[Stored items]
=====

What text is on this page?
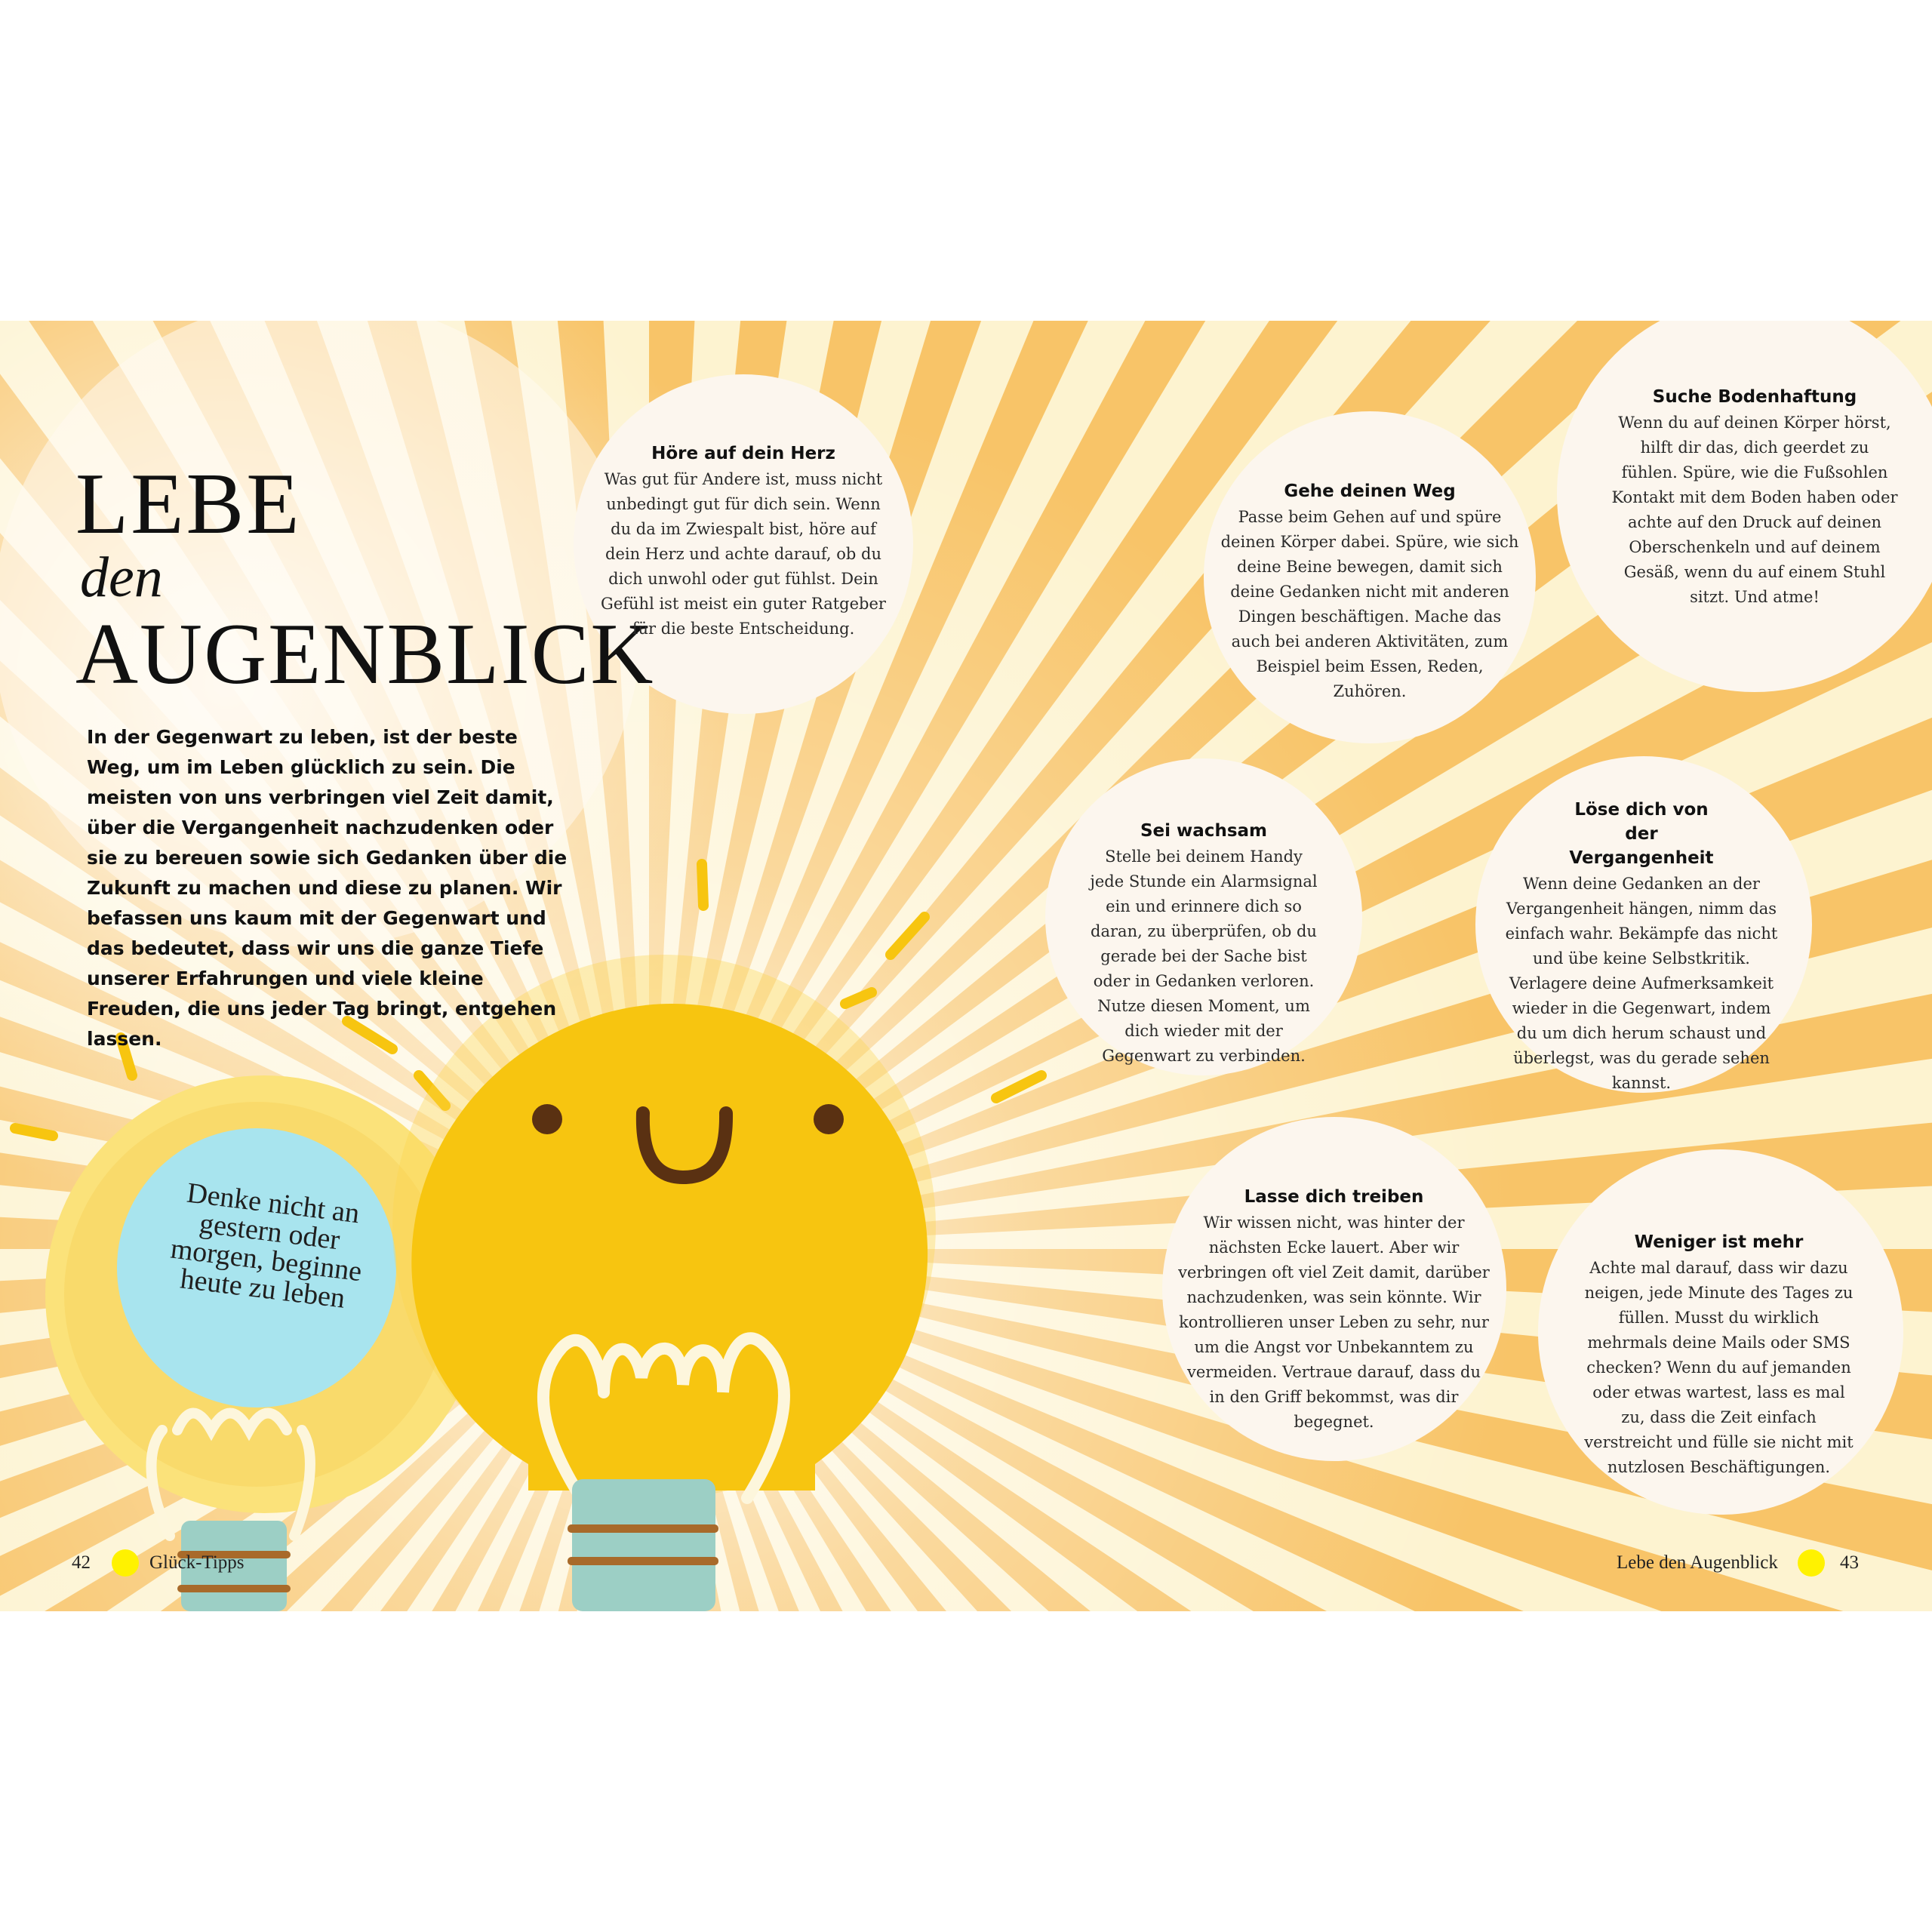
LEBE
den
AUGENBLICK

In der Gegenwart zu leben, ist der beste Weg, um im Leben glücklich zu sein. Die meisten von uns verbringen viel Zeit damit, über die Vergangenheit nachzudenken oder sie zu bereuen sowie sich Gedanken über die Zukunft zu machen und diese zu planen. Wir befassen uns kaum mit der Gegenwart und das bedeutet, dass wir uns die ganze Tiefe unserer Erfahrungen und viele kleine Freuden, die uns jeder Tag bringt, entgehen lassen.

Denke nicht an gestern oder morgen, beginne heute zu leben

Höre auf dein Herz

Was gut für Andere ist, muss nicht unbedingt gut für dich sein. Wenn du da im Zwiespalt bist, höre auf dein Herz und achte darauf, ob du dich unwohl oder gut fühlst. Dein Gefühl ist meist ein guter Ratgeber für die beste Entscheidung.

Gehe deinen Weg

Passe beim Gehen auf und spüre deinen Körper dabei. Spüre, wie sich deine Beine bewegen, damit sich deine Gedanken nicht mit anderen Dingen beschäftigen. Mache das auch bei anderen Aktivitäten, zum Beispiel beim Essen, Reden, Zuhören.

Suche Bodenhaftung

Wenn du auf deinen Körper hörst, hilft dir das, dich geerdet zu fühlen. Spüre, wie die Fußsohlen Kontakt mit dem Boden haben oder achte auf den Druck auf deinen Oberschenkeln und auf deinem Gesäß, wenn du auf einem Stuhl sitzt. Und atme!

Sei wachsam

Stelle bei deinem Handy jede Stunde ein Alarmsignal ein und erinnere dich so daran, zu überprüfen, ob du gerade bei der Sache bist oder in Gedanken verloren. Nutze diesen Moment, um dich wieder mit der Gegenwart zu verbinden.

Löse dich von der Vergangenheit

Wenn deine Gedanken an der Vergangenheit hängen, nimm das einfach wahr. Bekämpfe das nicht und übe keine Selbstkritik. Verlagere deine Aufmerksamkeit wieder in die Gegenwart, indem du um dich herum schaust und überlegst, was du gerade sehen kannst.

Lasse dich treiben

Wir wissen nicht, was hinter der nächsten Ecke lauert. Aber wir verbringen oft viel Zeit damit, darüber nachzudenken, was sein könnte. Wir kontrollieren unser Leben zu sehr, nur um die Angst vor Unbekanntem zu vermeiden. Vertraue darauf, dass du in den Griff bekommst, was dir begegnet.

Weniger ist mehr

Achte mal darauf, dass wir dazu neigen, jede Minute des Tages zu füllen. Musst du wirklich mehrmals deine Mails oder SMS checken? Wenn du auf jemanden oder etwas wartest, lass es mal zu, dass die Zeit einfach verstreicht und fülle sie nicht mit nutzlosen Beschäftigungen.

42	Glück-Tipps	Lebe den Augenblick	43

=====

Give only the number of lines in the data that hold the string "einfach".

2